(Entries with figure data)
────────────────────

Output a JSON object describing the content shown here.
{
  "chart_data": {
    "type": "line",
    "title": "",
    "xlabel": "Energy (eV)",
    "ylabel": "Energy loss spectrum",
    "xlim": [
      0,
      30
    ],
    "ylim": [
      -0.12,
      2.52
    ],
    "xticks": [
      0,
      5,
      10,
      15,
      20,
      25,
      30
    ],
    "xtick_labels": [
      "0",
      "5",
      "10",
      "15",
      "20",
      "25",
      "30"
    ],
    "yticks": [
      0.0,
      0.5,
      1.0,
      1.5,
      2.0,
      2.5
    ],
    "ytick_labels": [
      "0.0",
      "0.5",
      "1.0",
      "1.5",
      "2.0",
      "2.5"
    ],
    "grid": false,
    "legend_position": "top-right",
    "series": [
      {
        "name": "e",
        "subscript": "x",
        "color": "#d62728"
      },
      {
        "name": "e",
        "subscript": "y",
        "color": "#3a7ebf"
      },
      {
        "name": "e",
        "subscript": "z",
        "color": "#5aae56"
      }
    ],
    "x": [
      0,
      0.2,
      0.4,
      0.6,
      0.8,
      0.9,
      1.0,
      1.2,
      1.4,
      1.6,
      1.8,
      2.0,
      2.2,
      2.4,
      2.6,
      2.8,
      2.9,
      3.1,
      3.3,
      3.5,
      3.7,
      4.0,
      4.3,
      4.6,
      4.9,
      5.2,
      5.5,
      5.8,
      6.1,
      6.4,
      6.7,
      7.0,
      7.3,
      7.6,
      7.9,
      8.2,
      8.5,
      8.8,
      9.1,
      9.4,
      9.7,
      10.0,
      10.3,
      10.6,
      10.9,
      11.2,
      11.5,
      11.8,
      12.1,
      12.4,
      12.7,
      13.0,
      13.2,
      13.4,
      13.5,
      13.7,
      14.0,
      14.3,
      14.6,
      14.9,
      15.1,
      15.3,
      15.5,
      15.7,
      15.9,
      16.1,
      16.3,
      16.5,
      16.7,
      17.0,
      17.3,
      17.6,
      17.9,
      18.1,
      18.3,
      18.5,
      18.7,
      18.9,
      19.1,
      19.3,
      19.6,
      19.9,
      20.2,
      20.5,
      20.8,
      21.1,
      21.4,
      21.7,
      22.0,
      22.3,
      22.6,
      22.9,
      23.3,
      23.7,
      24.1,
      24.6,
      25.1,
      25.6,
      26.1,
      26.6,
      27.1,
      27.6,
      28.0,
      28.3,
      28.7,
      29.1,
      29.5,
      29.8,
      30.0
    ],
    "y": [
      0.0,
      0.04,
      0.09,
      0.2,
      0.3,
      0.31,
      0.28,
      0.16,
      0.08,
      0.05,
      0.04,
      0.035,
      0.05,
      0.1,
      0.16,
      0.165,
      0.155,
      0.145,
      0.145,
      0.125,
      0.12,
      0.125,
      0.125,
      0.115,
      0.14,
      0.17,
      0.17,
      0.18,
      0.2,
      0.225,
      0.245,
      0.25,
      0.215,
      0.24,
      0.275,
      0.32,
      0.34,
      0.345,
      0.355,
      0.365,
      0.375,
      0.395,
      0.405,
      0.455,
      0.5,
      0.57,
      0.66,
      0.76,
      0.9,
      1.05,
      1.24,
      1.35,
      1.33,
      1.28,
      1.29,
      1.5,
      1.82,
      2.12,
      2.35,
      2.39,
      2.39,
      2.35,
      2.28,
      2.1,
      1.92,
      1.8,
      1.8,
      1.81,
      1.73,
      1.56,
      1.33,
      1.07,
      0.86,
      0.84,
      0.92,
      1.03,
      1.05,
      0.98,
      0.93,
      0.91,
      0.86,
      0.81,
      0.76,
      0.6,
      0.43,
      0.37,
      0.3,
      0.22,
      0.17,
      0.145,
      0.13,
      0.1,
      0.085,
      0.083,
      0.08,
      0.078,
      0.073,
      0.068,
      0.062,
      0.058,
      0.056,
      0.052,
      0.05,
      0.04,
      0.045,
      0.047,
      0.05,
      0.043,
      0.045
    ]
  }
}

────────────────────

[Your instructions]:
Select, from the listing, all lines that include the word "color".

[Task response]:
        "color": "#d62728"
        "color": "#3a7ebf"
        "color": "#5aae56"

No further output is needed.